| EXERCISE DIRECTIONS |
The records that follow should be retyped word for word.
start MATERIAL TO PROCESS
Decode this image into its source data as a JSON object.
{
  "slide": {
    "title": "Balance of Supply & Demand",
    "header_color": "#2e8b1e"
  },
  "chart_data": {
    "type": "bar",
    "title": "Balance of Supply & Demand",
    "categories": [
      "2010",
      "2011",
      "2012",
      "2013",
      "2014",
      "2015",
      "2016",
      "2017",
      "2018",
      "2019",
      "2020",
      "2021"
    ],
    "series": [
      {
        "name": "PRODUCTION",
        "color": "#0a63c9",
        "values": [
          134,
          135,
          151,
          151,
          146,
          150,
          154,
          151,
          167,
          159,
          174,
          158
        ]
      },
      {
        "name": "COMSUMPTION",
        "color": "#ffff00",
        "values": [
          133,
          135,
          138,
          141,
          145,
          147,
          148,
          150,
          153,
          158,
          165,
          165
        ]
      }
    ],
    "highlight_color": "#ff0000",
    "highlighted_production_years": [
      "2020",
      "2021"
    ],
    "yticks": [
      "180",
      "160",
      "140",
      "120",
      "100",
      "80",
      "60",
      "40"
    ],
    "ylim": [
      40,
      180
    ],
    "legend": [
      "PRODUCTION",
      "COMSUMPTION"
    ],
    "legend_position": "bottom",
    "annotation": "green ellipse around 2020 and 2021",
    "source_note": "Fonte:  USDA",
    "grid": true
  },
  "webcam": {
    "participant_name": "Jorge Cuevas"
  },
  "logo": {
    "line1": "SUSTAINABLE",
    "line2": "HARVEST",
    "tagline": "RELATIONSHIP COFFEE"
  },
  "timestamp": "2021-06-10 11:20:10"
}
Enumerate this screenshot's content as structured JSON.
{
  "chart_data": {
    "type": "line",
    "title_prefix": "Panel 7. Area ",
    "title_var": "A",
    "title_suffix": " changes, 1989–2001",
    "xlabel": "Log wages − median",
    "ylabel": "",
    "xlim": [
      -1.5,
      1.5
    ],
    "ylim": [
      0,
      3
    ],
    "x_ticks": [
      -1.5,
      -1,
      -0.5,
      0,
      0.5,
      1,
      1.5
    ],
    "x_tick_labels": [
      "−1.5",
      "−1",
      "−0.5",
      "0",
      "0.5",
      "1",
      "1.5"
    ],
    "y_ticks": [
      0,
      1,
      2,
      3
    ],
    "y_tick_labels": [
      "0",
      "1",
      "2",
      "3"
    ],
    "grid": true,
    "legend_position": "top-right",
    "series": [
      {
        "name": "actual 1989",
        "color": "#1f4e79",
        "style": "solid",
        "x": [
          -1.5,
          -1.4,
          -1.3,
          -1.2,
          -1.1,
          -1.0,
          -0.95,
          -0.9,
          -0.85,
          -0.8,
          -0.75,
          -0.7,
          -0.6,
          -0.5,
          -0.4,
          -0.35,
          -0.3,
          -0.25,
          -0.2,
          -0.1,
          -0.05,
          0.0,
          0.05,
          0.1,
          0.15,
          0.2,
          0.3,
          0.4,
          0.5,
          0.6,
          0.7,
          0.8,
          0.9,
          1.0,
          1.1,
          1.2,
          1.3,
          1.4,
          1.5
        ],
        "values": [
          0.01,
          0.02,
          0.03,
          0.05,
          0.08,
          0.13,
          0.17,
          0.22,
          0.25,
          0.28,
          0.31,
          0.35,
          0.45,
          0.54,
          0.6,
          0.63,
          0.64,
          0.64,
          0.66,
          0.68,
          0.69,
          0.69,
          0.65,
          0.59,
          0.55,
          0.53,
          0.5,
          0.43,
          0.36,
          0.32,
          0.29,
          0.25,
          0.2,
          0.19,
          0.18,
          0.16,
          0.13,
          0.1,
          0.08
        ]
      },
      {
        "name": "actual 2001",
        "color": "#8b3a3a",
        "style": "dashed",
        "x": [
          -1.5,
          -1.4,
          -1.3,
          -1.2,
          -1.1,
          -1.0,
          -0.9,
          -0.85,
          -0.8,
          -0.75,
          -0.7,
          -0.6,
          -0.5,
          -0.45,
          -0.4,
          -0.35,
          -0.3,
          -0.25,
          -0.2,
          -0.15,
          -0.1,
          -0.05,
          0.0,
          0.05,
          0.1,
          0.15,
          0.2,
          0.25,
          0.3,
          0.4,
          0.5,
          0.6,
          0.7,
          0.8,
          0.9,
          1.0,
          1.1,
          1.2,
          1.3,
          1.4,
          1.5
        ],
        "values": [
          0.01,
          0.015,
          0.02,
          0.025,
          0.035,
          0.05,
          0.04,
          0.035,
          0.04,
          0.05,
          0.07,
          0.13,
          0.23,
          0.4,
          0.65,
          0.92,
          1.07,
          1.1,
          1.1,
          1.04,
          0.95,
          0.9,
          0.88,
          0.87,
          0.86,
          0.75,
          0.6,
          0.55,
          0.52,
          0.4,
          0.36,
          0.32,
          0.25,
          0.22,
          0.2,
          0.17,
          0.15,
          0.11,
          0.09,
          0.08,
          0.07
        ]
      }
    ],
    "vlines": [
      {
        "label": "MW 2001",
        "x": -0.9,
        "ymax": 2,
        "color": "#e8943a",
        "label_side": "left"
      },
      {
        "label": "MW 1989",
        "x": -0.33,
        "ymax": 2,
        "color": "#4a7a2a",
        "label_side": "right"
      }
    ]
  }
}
end MATERIAL TO PROCESS
| FINISHED TASK |
Decode this image into its source data as a JSON object.
{
  "slide": {
    "title": "Balance of Supply & Demand",
    "header_color": "#2e8b1e"
  },
  "chart_data": {
    "type": "bar",
    "title": "Balance of Supply & Demand",
    "categories": [
      "2010",
      "2011",
      "2012",
      "2013",
      "2014",
      "2015",
      "2016",
      "2017",
      "2018",
      "2019",
      "2020",
      "2021"
    ],
    "series": [
      {
        "name": "PRODUCTION",
        "color": "#0a63c9",
        "values": [
          134,
          135,
          151,
          151,
          146,
          150,
          154,
          151,
          167,
          159,
          174,
          158
        ]
      },
      {
        "name": "COMSUMPTION",
        "color": "#ffff00",
        "values": [
          133,
          135,
          138,
          141,
          145,
          147,
          148,
          150,
          153,
          158,
          165,
          165
        ]
      }
    ],
    "highlight_color": "#ff0000",
    "highlighted_production_years": [
      "2020",
      "2021"
    ],
    "yticks": [
      "180",
      "160",
      "140",
      "120",
      "100",
      "80",
      "60",
      "40"
    ],
    "ylim": [
      40,
      180
    ],
    "legend": [
      "PRODUCTION",
      "COMSUMPTION"
    ],
    "legend_position": "bottom",
    "annotation": "green ellipse around 2020 and 2021",
    "source_note": "Fonte:  USDA",
    "grid": true
  },
  "webcam": {
    "participant_name": "Jorge Cuevas"
  },
  "logo": {
    "line1": "SUSTAINABLE",
    "line2": "HARVEST",
    "tagline": "RELATIONSHIP COFFEE"
  },
  "timestamp": "2021-06-10 11:20:10"
}
Enumerate this screenshot's content as structured JSON.
{
  "chart_data": {
    "type": "line",
    "title_prefix": "Panel 7. Area ",
    "title_var": "A",
    "title_suffix": " changes, 1989–2001",
    "xlabel": "Log wages − median",
    "ylabel": "",
    "xlim": [
      -1.5,
      1.5
    ],
    "ylim": [
      0,
      3
    ],
    "x_ticks": [
      -1.5,
      -1,
      -0.5,
      0,
      0.5,
      1,
      1.5
    ],
    "x_tick_labels": [
      "−1.5",
      "−1",
      "−0.5",
      "0",
      "0.5",
      "1",
      "1.5"
    ],
    "y_ticks": [
      0,
      1,
      2,
      3
    ],
    "y_tick_labels": [
      "0",
      "1",
      "2",
      "3"
    ],
    "grid": true,
    "legend_position": "top-right",
    "series": [
      {
        "name": "actual 1989",
        "color": "#1f4e79",
        "style": "solid",
        "x": [
          -1.5,
          -1.4,
          -1.3,
          -1.2,
          -1.1,
          -1.0,
          -0.95,
          -0.9,
          -0.85,
          -0.8,
          -0.75,
          -0.7,
          -0.6,
          -0.5,
          -0.4,
          -0.35,
          -0.3,
          -0.25,
          -0.2,
          -0.1,
          -0.05,
          0.0,
          0.05,
          0.1,
          0.15,
          0.2,
          0.3,
          0.4,
          0.5,
          0.6,
          0.7,
          0.8,
          0.9,
          1.0,
          1.1,
          1.2,
          1.3,
          1.4,
          1.5
        ],
        "values": [
          0.01,
          0.02,
          0.03,
          0.05,
          0.08,
          0.13,
          0.17,
          0.22,
          0.25,
          0.28,
          0.31,
          0.35,
          0.45,
          0.54,
          0.6,
          0.63,
          0.64,
          0.64,
          0.66,
          0.68,
          0.69,
          0.69,
          0.65,
          0.59,
          0.55,
          0.53,
          0.5,
          0.43,
          0.36,
          0.32,
          0.29,
          0.25,
          0.2,
          0.19,
          0.18,
          0.16,
          0.13,
          0.1,
          0.08
        ]
      },
      {
        "name": "actual 2001",
        "color": "#8b3a3a",
        "style": "dashed",
        "x": [
          -1.5,
          -1.4,
          -1.3,
          -1.2,
          -1.1,
          -1.0,
          -0.9,
          -0.85,
          -0.8,
          -0.75,
          -0.7,
          -0.6,
          -0.5,
          -0.45,
          -0.4,
          -0.35,
          -0.3,
          -0.25,
          -0.2,
          -0.15,
          -0.1,
          -0.05,
          0.0,
          0.05,
          0.1,
          0.15,
          0.2,
          0.25,
          0.3,
          0.4,
          0.5,
          0.6,
          0.7,
          0.8,
          0.9,
          1.0,
          1.1,
          1.2,
          1.3,
          1.4,
          1.5
        ],
        "values": [
          0.01,
          0.015,
          0.02,
          0.025,
          0.035,
          0.05,
          0.04,
          0.035,
          0.04,
          0.05,
          0.07,
          0.13,
          0.23,
          0.4,
          0.65,
          0.92,
          1.07,
          1.1,
          1.1,
          1.04,
          0.95,
          0.9,
          0.88,
          0.87,
          0.86,
          0.75,
          0.6,
          0.55,
          0.52,
          0.4,
          0.36,
          0.32,
          0.25,
          0.22,
          0.2,
          0.17,
          0.15,
          0.11,
          0.09,
          0.08,
          0.07
        ]
      }
    ],
    "vlines": [
      {
        "label": "MW 2001",
        "x": -0.9,
        "ymax": 2,
        "color": "#e8943a",
        "label_side": "left"
      },
      {
        "label": "MW 1989",
        "x": -0.33,
        "ymax": 2,
        "color": "#4a7a2a",
        "label_side": "right"
      }
    ]
  }
}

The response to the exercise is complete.